Begin Extracted material

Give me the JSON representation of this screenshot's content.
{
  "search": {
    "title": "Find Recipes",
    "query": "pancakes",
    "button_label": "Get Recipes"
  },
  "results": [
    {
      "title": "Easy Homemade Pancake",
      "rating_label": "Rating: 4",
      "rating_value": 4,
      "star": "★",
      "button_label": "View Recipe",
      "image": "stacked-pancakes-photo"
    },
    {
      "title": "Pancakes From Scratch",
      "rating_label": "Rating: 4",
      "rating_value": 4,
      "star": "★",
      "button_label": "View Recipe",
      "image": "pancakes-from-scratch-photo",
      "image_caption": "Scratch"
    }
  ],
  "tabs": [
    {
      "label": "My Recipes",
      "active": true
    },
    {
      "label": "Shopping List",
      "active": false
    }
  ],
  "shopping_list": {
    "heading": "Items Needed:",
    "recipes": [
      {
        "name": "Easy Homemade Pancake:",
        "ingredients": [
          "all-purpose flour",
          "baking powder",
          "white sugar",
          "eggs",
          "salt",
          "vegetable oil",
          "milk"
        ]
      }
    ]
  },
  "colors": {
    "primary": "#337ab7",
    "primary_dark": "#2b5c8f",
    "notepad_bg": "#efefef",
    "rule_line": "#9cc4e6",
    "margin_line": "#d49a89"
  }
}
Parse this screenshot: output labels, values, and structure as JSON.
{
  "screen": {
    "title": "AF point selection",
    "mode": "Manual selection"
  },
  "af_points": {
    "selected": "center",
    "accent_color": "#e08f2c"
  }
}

End Extracted material

● **Request**:
Using the records above, please retype only the run of lines from the line holding "Parse this screenshot: output" through the last line, both ends included.

● **Solution to this problem**:
Parse this screenshot: output labels, values, and structure as JSON.
{
  "screen": {
    "title": "AF point selection",
    "mode": "Manual selection"
  },
  "af_points": {
    "selected": "center",
    "accent_color": "#e08f2c"
  }
}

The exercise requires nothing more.